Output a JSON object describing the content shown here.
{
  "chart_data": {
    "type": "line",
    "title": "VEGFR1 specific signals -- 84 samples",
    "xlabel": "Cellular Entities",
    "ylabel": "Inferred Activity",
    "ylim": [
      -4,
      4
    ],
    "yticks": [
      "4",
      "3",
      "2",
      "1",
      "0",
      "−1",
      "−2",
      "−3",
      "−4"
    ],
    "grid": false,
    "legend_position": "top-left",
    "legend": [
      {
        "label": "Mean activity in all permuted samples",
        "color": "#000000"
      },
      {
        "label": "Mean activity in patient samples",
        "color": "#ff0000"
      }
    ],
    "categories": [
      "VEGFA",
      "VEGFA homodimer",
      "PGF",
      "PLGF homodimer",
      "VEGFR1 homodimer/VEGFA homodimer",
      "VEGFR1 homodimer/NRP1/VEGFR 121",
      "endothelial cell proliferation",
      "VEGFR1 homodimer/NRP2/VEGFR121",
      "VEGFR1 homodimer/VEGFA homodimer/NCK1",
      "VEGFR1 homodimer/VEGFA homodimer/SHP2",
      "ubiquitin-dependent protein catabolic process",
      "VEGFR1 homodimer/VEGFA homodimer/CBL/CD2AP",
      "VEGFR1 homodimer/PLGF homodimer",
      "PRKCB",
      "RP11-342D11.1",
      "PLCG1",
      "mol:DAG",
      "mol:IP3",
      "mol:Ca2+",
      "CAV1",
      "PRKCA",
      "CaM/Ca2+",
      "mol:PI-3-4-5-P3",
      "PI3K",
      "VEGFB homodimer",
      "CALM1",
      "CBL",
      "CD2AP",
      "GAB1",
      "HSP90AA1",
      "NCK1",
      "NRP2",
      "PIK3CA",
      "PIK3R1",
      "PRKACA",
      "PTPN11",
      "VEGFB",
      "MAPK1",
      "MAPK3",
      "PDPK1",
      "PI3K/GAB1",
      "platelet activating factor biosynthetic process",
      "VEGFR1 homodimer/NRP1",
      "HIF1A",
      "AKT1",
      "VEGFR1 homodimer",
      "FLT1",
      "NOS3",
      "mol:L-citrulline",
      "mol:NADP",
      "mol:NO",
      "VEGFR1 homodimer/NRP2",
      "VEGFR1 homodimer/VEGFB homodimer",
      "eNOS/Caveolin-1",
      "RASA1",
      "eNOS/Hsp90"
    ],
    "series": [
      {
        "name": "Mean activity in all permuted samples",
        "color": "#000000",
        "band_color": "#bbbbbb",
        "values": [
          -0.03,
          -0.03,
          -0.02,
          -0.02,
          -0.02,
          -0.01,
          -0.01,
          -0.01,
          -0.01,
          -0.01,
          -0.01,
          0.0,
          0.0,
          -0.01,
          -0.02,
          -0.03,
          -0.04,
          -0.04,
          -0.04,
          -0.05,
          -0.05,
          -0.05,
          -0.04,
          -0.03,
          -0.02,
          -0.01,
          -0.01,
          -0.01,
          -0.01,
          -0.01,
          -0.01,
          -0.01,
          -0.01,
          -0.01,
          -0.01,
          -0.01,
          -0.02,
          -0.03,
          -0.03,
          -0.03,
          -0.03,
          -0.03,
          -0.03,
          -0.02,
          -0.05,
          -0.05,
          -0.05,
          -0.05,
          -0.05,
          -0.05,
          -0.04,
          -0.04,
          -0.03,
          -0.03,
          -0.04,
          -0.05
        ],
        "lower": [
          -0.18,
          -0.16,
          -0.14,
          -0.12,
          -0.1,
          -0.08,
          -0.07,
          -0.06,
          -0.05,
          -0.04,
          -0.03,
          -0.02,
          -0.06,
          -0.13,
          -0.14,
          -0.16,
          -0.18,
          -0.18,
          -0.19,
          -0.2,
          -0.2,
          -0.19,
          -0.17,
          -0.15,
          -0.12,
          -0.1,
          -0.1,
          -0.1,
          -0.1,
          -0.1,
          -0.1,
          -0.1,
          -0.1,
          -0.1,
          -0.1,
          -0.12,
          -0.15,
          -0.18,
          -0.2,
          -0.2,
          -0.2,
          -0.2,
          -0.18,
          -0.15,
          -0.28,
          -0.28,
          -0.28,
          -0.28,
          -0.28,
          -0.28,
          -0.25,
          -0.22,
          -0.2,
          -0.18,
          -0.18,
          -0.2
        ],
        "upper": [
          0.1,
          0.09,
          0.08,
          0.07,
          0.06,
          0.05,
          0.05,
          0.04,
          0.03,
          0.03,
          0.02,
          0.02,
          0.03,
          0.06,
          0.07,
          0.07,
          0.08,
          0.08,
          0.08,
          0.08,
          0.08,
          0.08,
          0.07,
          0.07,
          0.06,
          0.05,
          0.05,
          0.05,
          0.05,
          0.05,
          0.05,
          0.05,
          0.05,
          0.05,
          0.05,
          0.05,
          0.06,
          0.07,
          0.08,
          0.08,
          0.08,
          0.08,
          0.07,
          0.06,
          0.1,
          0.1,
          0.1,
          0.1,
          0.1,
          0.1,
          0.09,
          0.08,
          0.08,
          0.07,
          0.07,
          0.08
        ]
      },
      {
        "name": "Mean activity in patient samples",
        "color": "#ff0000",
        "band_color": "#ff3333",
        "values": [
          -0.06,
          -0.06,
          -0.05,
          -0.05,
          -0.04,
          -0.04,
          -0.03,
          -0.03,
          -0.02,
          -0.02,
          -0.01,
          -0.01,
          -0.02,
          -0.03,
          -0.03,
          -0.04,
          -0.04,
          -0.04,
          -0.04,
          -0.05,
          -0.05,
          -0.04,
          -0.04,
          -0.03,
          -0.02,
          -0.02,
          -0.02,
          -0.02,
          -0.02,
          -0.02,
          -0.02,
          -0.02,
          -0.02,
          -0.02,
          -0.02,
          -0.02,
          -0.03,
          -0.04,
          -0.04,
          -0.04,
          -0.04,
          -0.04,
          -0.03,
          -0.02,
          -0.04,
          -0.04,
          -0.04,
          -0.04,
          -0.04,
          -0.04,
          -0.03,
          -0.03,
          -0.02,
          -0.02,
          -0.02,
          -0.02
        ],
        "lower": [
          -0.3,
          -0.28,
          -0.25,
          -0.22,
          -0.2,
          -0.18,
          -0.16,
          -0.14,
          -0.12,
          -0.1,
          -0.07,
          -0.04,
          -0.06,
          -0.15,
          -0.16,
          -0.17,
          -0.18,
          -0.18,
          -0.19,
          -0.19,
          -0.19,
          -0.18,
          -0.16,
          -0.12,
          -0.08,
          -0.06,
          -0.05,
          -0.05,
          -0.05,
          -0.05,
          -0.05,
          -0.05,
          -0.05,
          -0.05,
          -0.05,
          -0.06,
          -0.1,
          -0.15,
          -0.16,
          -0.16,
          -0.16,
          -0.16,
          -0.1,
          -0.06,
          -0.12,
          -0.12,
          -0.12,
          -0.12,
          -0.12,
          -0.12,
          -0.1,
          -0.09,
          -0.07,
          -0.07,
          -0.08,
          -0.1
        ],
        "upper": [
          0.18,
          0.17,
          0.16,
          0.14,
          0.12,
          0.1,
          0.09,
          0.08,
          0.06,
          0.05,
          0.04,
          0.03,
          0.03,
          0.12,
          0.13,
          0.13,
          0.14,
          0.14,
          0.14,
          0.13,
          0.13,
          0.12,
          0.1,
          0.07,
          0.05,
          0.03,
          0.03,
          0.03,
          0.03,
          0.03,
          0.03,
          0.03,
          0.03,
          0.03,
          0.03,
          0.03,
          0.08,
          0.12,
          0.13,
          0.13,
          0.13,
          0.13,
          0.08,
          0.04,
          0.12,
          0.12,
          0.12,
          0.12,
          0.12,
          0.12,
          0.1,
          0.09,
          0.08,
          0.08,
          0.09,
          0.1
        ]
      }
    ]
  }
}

=-=-=

(REQUIREMENT)
Pick each line holding the word "samples" out of the data and copy it.

(EXPECTED OUTPUT)
    "title": "VEGFR1 specific signals -- 84 samples",
        "label": "Mean activity in all permuted samples",
        "label": "Mean activity in patient samples",
        "name": "Mean activity in all permuted samples",
        "name": "Mean activity in patient samples",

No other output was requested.